▶ [PROBLEM TO WORK ON]: The exercise asks you to copy every line below in which "move" appears.

▶ [THE DATA]:
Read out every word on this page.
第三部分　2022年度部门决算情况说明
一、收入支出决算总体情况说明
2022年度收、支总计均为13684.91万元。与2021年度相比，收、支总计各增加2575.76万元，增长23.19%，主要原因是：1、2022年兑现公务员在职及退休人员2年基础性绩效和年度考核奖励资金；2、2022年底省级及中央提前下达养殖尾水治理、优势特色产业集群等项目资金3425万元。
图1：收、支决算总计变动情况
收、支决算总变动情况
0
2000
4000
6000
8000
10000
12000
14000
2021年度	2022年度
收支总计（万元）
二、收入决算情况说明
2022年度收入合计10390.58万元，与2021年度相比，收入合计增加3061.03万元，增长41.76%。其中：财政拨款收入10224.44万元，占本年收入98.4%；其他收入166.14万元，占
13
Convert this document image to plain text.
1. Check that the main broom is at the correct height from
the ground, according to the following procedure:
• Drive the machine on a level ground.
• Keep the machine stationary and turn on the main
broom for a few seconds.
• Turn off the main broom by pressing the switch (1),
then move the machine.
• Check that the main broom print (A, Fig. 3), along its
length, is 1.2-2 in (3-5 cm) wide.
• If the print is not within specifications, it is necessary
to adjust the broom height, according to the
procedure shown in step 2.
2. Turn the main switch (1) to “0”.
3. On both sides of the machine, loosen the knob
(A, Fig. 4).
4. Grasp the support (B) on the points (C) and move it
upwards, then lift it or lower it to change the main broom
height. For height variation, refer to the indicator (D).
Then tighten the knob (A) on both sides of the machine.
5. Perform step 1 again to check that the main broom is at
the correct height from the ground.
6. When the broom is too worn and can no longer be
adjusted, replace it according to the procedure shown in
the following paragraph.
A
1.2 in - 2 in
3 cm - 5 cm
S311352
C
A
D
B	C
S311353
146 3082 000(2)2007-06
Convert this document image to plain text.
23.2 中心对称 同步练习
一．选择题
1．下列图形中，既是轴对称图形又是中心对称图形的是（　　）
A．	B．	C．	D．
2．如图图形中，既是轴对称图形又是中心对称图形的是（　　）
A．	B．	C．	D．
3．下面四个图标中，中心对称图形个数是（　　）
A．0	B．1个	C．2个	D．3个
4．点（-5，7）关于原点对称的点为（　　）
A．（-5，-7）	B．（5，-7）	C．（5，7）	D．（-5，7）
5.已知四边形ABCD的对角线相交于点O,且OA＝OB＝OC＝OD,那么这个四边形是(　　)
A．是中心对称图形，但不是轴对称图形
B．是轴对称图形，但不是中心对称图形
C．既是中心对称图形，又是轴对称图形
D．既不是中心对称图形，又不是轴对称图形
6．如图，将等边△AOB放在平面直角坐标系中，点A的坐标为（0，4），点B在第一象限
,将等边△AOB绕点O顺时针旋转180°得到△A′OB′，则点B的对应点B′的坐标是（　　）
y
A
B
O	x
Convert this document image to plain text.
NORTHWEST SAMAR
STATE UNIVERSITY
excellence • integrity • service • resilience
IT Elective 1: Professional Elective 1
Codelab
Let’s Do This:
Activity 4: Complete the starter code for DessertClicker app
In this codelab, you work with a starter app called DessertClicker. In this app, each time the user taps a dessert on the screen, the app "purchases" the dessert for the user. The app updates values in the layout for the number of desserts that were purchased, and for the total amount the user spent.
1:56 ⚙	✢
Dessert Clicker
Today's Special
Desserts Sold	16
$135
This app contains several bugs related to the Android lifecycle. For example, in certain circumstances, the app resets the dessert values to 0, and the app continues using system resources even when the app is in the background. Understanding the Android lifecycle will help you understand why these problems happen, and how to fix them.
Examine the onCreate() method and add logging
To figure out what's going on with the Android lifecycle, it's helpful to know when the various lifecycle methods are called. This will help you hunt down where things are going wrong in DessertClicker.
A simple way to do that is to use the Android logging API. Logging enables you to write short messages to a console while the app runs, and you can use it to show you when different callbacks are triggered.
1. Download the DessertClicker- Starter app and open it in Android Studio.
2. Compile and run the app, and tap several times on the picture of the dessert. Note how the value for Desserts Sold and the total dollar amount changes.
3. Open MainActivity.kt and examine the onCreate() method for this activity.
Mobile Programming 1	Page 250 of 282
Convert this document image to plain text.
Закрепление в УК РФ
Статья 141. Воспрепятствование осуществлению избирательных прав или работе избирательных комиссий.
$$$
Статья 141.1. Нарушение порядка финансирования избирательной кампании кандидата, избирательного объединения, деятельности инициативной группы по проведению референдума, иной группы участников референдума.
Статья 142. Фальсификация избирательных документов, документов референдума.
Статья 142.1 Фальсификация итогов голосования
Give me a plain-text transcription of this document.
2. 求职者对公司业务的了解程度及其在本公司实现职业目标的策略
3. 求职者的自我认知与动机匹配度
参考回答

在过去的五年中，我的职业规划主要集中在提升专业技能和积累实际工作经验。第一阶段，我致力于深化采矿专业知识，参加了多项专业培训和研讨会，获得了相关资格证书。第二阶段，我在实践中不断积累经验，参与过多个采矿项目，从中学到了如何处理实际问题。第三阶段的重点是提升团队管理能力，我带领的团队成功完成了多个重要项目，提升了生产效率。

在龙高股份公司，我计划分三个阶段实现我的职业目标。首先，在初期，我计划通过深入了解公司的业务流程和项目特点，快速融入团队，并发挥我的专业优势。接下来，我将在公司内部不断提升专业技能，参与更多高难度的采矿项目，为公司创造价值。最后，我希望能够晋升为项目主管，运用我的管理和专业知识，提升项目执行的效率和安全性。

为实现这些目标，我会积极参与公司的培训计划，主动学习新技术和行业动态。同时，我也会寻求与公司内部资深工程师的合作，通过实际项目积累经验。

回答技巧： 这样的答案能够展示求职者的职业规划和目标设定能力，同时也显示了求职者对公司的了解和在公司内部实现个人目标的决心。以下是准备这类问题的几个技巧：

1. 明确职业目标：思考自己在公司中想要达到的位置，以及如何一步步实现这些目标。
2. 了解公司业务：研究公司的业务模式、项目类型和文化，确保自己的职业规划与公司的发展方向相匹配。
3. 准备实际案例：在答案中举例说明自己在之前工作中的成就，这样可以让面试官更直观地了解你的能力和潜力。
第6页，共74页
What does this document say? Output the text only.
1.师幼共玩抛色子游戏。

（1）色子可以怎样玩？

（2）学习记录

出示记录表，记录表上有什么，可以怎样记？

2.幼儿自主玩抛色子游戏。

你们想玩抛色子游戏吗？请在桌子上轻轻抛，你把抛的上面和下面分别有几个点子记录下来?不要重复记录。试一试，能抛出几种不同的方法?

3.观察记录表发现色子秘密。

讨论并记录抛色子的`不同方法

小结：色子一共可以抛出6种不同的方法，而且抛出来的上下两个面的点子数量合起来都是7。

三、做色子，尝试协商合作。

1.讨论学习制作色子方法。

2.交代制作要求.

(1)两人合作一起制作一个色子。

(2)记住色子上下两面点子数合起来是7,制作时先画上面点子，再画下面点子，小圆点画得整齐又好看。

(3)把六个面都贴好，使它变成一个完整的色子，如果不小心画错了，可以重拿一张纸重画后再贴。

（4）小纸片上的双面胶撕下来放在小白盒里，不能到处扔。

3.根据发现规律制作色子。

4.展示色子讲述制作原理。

▶ [OUTPUT OF THE EXERCISE]:
then move the machine.
4. Grasp the support (B) on the points (C) and move it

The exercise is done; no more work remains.